TASK DETAILS: Copy the records below exactly as they appear.

MATERIAL FOR THIS EXERCISE:
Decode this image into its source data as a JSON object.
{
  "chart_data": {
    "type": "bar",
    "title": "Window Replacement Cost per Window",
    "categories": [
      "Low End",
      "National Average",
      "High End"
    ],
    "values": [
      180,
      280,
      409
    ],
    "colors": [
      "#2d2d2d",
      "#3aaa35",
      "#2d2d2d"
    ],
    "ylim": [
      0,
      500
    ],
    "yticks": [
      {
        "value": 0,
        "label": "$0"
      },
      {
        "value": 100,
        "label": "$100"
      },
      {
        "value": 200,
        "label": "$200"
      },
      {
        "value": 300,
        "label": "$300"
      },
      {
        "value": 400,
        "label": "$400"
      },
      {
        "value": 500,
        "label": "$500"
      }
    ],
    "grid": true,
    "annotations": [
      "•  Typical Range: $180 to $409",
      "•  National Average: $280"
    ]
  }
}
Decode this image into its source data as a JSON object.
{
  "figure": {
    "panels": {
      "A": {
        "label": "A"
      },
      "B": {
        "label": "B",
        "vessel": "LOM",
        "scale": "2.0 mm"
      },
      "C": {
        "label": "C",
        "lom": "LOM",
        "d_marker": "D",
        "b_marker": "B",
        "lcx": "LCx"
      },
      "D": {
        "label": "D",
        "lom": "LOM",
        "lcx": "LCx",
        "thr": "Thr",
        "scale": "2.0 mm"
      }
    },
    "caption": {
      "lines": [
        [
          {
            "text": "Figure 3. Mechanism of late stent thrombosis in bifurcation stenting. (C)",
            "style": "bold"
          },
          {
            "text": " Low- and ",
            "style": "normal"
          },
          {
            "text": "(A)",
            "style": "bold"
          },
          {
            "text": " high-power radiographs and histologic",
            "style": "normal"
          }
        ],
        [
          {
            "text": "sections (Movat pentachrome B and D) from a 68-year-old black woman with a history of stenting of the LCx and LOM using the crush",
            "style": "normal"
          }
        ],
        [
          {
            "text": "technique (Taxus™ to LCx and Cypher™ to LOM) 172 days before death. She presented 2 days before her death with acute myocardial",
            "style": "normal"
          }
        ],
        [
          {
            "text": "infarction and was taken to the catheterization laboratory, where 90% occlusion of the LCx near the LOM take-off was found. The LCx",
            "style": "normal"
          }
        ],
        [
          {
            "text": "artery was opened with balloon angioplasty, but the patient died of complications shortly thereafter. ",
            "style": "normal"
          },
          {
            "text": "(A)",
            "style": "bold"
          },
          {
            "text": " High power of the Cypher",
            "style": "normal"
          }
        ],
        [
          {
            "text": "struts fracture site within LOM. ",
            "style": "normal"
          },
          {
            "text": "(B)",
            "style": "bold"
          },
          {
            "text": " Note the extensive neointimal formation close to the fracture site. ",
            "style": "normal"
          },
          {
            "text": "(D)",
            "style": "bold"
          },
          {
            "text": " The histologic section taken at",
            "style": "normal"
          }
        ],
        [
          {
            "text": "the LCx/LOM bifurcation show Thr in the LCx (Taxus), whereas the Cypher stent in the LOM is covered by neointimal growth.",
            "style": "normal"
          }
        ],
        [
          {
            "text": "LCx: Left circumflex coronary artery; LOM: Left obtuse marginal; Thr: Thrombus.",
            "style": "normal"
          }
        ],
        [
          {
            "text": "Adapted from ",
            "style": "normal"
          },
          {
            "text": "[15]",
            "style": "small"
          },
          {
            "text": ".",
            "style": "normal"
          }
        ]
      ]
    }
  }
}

REPLY:
Decode this image into its source data as a JSON object.
{
  "chart_data": {
    "type": "bar",
    "title": "Window Replacement Cost per Window",
    "categories": [
      "Low End",
      "National Average",
      "High End"
    ],
    "values": [
      180,
      280,
      409
    ],
    "colors": [
      "#2d2d2d",
      "#3aaa35",
      "#2d2d2d"
    ],
    "ylim": [
      0,
      500
    ],
    "yticks": [
      {
        "value": 0,
        "label": "$0"
      },
      {
        "value": 100,
        "label": "$100"
      },
      {
        "value": 200,
        "label": "$200"
      },
      {
        "value": 300,
        "label": "$300"
      },
      {
        "value": 400,
        "label": "$400"
      },
      {
        "value": 500,
        "label": "$500"
      }
    ],
    "grid": true,
    "annotations": [
      "•  Typical Range: $180 to $409",
      "•  National Average: $280"
    ]
  }
}
Decode this image into its source data as a JSON object.
{
  "figure": {
    "panels": {
      "A": {
        "label": "A"
      },
      "B": {
        "label": "B",
        "vessel": "LOM",
        "scale": "2.0 mm"
      },
      "C": {
        "label": "C",
        "lom": "LOM",
        "d_marker": "D",
        "b_marker": "B",
        "lcx": "LCx"
      },
      "D": {
        "label": "D",
        "lom": "LOM",
        "lcx": "LCx",
        "thr": "Thr",
        "scale": "2.0 mm"
      }
    },
    "caption": {
      "lines": [
        [
          {
            "text": "Figure 3. Mechanism of late stent thrombosis in bifurcation stenting. (C)",
            "style": "bold"
          },
          {
            "text": " Low- and ",
            "style": "normal"
          },
          {
            "text": "(A)",
            "style": "bold"
          },
          {
            "text": " high-power radiographs and histologic",
            "style": "normal"
          }
        ],
        [
          {
            "text": "sections (Movat pentachrome B and D) from a 68-year-old black woman with a history of stenting of the LCx and LOM using the crush",
            "style": "normal"
          }
        ],
        [
          {
            "text": "technique (Taxus™ to LCx and Cypher™ to LOM) 172 days before death. She presented 2 days before her death with acute myocardial",
            "style": "normal"
          }
        ],
        [
          {
            "text": "infarction and was taken to the catheterization laboratory, where 90% occlusion of the LCx near the LOM take-off was found. The LCx",
            "style": "normal"
          }
        ],
        [
          {
            "text": "artery was opened with balloon angioplasty, but the patient died of complications shortly thereafter. ",
            "style": "normal"
          },
          {
            "text": "(A)",
            "style": "bold"
          },
          {
            "text": " High power of the Cypher",
            "style": "normal"
          }
        ],
        [
          {
            "text": "struts fracture site within LOM. ",
            "style": "normal"
          },
          {
            "text": "(B)",
            "style": "bold"
          },
          {
            "text": " Note the extensive neointimal formation close to the fracture site. ",
            "style": "normal"
          },
          {
            "text": "(D)",
            "style": "bold"
          },
          {
            "text": " The histologic section taken at",
            "style": "normal"
          }
        ],
        [
          {
            "text": "the LCx/LOM bifurcation show Thr in the LCx (Taxus), whereas the Cypher stent in the LOM is covered by neointimal growth.",
            "style": "normal"
          }
        ],
        [
          {
            "text": "LCx: Left circumflex coronary artery; LOM: Left obtuse marginal; Thr: Thrombus.",
            "style": "normal"
          }
        ],
        [
          {
            "text": "Adapted from ",
            "style": "normal"
          },
          {
            "text": "[15]",
            "style": "small"
          },
          {
            "text": ".",
            "style": "normal"
          }
        ]
      ]
    }
  }
}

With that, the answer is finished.